Set task - Give every line of the listing below as a numbered list, leaving out blank lines.

── Provided data

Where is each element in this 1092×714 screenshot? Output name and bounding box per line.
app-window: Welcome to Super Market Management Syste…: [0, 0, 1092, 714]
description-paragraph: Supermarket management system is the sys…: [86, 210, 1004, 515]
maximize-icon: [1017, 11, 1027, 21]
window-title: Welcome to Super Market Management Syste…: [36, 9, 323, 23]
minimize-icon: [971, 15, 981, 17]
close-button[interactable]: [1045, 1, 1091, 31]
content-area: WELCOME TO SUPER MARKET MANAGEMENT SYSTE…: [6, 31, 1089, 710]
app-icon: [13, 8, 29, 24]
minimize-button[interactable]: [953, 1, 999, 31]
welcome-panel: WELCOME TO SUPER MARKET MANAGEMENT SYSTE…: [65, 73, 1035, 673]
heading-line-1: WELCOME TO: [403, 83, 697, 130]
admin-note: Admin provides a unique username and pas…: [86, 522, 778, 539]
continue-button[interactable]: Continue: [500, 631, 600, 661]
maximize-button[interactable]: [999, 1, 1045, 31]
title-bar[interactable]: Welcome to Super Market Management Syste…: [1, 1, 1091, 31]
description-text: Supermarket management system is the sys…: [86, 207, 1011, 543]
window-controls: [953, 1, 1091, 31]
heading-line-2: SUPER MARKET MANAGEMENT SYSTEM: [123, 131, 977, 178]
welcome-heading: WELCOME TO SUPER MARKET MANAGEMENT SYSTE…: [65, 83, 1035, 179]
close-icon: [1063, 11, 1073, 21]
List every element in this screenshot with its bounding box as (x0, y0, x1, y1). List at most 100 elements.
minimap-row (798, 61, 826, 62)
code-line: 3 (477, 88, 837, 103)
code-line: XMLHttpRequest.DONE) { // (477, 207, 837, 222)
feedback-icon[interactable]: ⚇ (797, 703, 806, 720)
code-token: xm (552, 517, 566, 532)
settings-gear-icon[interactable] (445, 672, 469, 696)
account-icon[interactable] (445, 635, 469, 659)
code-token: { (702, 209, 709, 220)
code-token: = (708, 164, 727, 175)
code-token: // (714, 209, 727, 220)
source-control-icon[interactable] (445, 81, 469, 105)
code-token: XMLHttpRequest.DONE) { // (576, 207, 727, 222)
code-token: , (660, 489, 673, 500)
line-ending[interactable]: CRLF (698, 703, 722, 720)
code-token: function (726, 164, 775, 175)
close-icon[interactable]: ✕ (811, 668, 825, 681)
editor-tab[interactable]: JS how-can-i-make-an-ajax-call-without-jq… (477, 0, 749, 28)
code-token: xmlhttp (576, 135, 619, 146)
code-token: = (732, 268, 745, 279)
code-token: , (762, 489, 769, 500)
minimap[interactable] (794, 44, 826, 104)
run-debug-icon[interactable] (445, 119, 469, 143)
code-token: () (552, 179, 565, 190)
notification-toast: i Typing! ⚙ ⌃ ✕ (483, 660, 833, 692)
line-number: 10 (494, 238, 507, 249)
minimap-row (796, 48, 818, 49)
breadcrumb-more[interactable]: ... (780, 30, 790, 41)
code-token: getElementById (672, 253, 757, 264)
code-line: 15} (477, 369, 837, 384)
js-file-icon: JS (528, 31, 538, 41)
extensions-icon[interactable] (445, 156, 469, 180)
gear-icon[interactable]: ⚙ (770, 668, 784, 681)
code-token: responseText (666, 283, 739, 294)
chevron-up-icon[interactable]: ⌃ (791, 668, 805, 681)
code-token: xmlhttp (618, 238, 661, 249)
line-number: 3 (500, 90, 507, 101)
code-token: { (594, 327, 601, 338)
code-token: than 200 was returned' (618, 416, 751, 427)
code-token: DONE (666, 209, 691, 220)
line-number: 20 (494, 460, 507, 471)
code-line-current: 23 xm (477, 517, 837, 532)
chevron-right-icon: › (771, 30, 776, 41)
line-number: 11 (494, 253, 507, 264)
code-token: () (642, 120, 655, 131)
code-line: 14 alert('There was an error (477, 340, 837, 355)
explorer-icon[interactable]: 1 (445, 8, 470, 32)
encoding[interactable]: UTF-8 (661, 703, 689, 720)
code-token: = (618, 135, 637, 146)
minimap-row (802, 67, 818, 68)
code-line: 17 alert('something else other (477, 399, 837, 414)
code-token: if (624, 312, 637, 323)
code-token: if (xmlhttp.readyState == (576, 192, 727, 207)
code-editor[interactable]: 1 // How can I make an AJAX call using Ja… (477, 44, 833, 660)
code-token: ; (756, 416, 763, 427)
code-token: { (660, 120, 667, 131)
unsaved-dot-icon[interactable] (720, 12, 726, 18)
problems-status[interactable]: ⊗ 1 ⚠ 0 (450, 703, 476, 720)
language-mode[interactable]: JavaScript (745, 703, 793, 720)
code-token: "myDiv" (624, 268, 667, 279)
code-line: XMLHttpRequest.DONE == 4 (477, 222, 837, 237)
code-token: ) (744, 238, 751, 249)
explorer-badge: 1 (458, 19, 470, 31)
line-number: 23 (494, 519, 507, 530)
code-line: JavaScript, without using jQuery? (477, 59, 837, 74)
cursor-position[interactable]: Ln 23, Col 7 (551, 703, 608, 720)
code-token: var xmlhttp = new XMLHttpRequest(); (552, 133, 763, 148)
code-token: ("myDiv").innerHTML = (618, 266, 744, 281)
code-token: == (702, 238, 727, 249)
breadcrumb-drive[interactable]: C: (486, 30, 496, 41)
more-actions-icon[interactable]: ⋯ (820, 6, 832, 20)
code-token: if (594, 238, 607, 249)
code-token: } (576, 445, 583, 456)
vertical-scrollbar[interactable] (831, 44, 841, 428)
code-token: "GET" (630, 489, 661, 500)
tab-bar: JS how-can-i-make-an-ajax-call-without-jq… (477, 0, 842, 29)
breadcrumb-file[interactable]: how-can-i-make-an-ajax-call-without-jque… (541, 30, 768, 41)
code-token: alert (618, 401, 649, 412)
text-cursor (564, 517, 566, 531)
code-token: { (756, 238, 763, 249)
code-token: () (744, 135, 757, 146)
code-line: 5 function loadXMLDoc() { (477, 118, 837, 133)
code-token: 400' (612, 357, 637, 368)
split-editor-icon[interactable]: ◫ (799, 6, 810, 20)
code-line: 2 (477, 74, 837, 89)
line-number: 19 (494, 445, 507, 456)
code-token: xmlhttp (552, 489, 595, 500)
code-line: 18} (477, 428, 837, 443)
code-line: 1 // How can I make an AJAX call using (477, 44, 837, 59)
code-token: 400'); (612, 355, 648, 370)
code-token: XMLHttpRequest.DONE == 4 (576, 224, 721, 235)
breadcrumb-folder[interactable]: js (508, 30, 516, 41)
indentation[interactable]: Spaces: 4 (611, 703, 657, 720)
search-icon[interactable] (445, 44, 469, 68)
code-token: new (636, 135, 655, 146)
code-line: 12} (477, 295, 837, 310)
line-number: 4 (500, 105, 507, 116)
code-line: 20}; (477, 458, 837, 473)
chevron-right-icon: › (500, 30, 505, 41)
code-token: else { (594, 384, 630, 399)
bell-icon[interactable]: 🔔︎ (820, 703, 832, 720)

────

Solution below -
1. Where is each element in this 1092×714 screenshot? Output name and bounding box per line.
2. app-window: Welcome to Super Market Management Syste…: [0, 0, 1092, 714]
3. description-paragraph: Supermarket management system is the sys…: [86, 210, 1004, 515]
4. maximize-icon: [1017, 11, 1027, 21]
5. window-title: Welcome to Super Market Management Syste…: [36, 9, 323, 23]
6. minimize-icon: [971, 15, 981, 17]
7. close-button[interactable]: [1045, 1, 1091, 31]
8. content-area: WELCOME TO SUPER MARKET MANAGEMENT SYSTE…: [6, 31, 1089, 710]
9. app-icon: [13, 8, 29, 24]
10. minimize-button[interactable]: [953, 1, 999, 31]
11. welcome-panel: WELCOME TO SUPER MARKET MANAGEMENT SYSTE…: [65, 73, 1035, 673]
12. heading-line-1: WELCOME TO: [403, 83, 697, 130]
13. admin-note: Admin provides a unique username and pas…: [86, 522, 778, 539]
14. continue-button[interactable]: Continue: [500, 631, 600, 661]
15. maximize-button[interactable]: [999, 1, 1045, 31]
16. title-bar[interactable]: Welcome to Super Market Management Syste…: [1, 1, 1091, 31]
17. description-text: Supermarket management system is the sys…: [86, 207, 1011, 543]
18. window-controls: [953, 1, 1091, 31]
19. heading-line-2: SUPER MARKET MANAGEMENT SYSTEM: [123, 131, 977, 178]
20. welcome-heading: WELCOME TO SUPER MARKET MANAGEMENT SYSTE…: [65, 83, 1035, 179]
21. close-icon: [1063, 11, 1073, 21]
22. List every element in this screenshot with its bounding box as (x0, y0, x1, y1). List at most 100 elements.
23. minimap-row (798, 61, 826, 62)
24. code-line: 3 (477, 88, 837, 103)
25. code-line: XMLHttpRequest.DONE) { // (477, 207, 837, 222)
26. feedback-icon[interactable]: ⚇ (797, 703, 806, 720)
27. code-token: xm (552, 517, 566, 532)
28. settings-gear-icon[interactable] (445, 672, 469, 696)
29. account-icon[interactable] (445, 635, 469, 659)
30. code-token: { (702, 209, 709, 220)
31. code-token: = (708, 164, 727, 175)
32. code-token: // (714, 209, 727, 220)
33. source-control-icon[interactable] (445, 81, 469, 105)
34. code-token: XMLHttpRequest.DONE) { // (576, 207, 727, 222)
35. code-token: , (660, 489, 673, 500)
36. line-ending[interactable]: CRLF (698, 703, 722, 720)
37. code-token: function (726, 164, 775, 175)
38. close-icon[interactable]: ✕ (811, 668, 825, 681)
39. editor-tab[interactable]: JS how-can-i-make-an-ajax-call-without-jq… (477, 0, 749, 28)
40. code-token: xmlhttp (576, 135, 619, 146)
41. code-token: = (732, 268, 745, 279)
42. code-token: , (762, 489, 769, 500)
43. minimap[interactable] (794, 44, 826, 104)
44. run-debug-icon[interactable] (445, 119, 469, 143)
45. code-token: () (552, 179, 565, 190)
46. notification-toast: i Typing! ⚙ ⌃ ✕ (483, 660, 833, 692)
47. line-number: 10 (494, 238, 507, 249)
48. minimap-row (796, 48, 818, 49)
49. breadcrumb-more[interactable]: ... (780, 30, 790, 41)
50. code-token: getElementById (672, 253, 757, 264)
51. code-line: 15} (477, 369, 837, 384)
52. js-file-icon: JS (528, 31, 538, 41)
53. extensions-icon[interactable] (445, 156, 469, 180)
54. gear-icon[interactable]: ⚙ (770, 668, 784, 681)
55. code-token: responseText (666, 283, 739, 294)
56. chevron-up-icon[interactable]: ⌃ (791, 668, 805, 681)
57. code-token: xmlhttp (618, 238, 661, 249)
58. line-number: 3 (500, 90, 507, 101)
59. code-token: { (594, 327, 601, 338)
60. code-token: than 200 was returned' (618, 416, 751, 427)
61. code-token: DONE (666, 209, 691, 220)
62. line-number: 20 (494, 460, 507, 471)
63. code-line-current: 23 xm (477, 517, 837, 532)
64. chevron-right-icon: › (771, 30, 776, 41)
65. line-number: 11 (494, 253, 507, 264)
66. code-token: () (642, 120, 655, 131)
67. code-line: 14 alert('There was an error (477, 340, 837, 355)
68. explorer-icon[interactable]: 1 (445, 8, 470, 32)
69. encoding[interactable]: UTF-8 (661, 703, 689, 720)
70. code-token: = (618, 135, 637, 146)
71. minimap-row (802, 67, 818, 68)
72. code-line: 17 alert('something else other (477, 399, 837, 414)
73. code-token: if (624, 312, 637, 323)
74. code-token: if (xmlhttp.readyState == (576, 192, 727, 207)
75. code-editor[interactable]: 1 // How can I make an AJAX call using Ja… (477, 44, 833, 660)
76. code-token: ; (756, 416, 763, 427)
77. code-token: { (660, 120, 667, 131)
78. unsaved-dot-icon[interactable] (720, 12, 726, 18)
79. problems-status[interactable]: ⊗ 1 ⚠ 0 (450, 703, 476, 720)
80. language-mode[interactable]: JavaScript (745, 703, 793, 720)
81. code-token: "myDiv" (624, 268, 667, 279)
82. code-line: XMLHttpRequest.DONE == 4 (477, 222, 837, 237)
83. code-token: ) (744, 238, 751, 249)
84. explorer-badge: 1 (458, 19, 470, 31)
85. line-number: 23 (494, 519, 507, 530)
86. code-line: JavaScript, without using jQuery? (477, 59, 837, 74)
87. cursor-position[interactable]: Ln 23, Col 7 (551, 703, 608, 720)
88. code-token: var xmlhttp = new XMLHttpRequest(); (552, 133, 763, 148)
89. code-token: ("myDiv").innerHTML = (618, 266, 744, 281)
90. code-token: == (702, 238, 727, 249)
91. breadcrumb-drive[interactable]: C: (486, 30, 496, 41)
92. more-actions-icon[interactable]: ⋯ (820, 6, 832, 20)
93. code-token: if (594, 238, 607, 249)
94. code-token: } (576, 445, 583, 456)
95. vertical-scrollbar[interactable] (831, 44, 841, 428)
96. code-token: "GET" (630, 489, 661, 500)
97. tab-bar: JS how-can-i-make-an-ajax-call-without-jq… (477, 0, 842, 29)
98. breadcrumb-file[interactable]: how-can-i-make-an-ajax-call-without-jque… (541, 30, 768, 41)
99. code-token: alert (618, 401, 649, 412)
100. text-cursor (564, 517, 566, 531)
101. code-token: { (756, 238, 763, 249)
102. code-token: () (744, 135, 757, 146)
103. code-line: 5 function loadXMLDoc() { (477, 118, 837, 133)
104. code-token: 400' (612, 357, 637, 368)
105. split-editor-icon[interactable]: ◫ (799, 6, 810, 20)
106. code-line: 2 (477, 74, 837, 89)
107. line-number: 19 (494, 445, 507, 456)
108. code-token: xmlhttp (552, 489, 595, 500)
109. code-line: 18} (477, 428, 837, 443)
110. code-line: 1 // How can I make an AJAX call using (477, 44, 837, 59)
111. code-token: 400'); (612, 355, 648, 370)
112. code-token: XMLHttpRequest.DONE == 4 (576, 224, 721, 235)
113. breadcrumb-folder[interactable]: js (508, 30, 516, 41)
114. indentation[interactable]: Spaces: 4 (611, 703, 657, 720)
115. search-icon[interactable] (445, 44, 469, 68)
116. code-token: new (636, 135, 655, 146)
117. code-line: 12} (477, 295, 837, 310)
118. line-number: 4 (500, 105, 507, 116)
119. code-line: 20}; (477, 458, 837, 473)
120. chevron-right-icon: › (500, 30, 505, 41)
121. code-token: else { (594, 384, 630, 399)
122. bell-icon[interactable]: 🔔︎ (820, 703, 832, 720)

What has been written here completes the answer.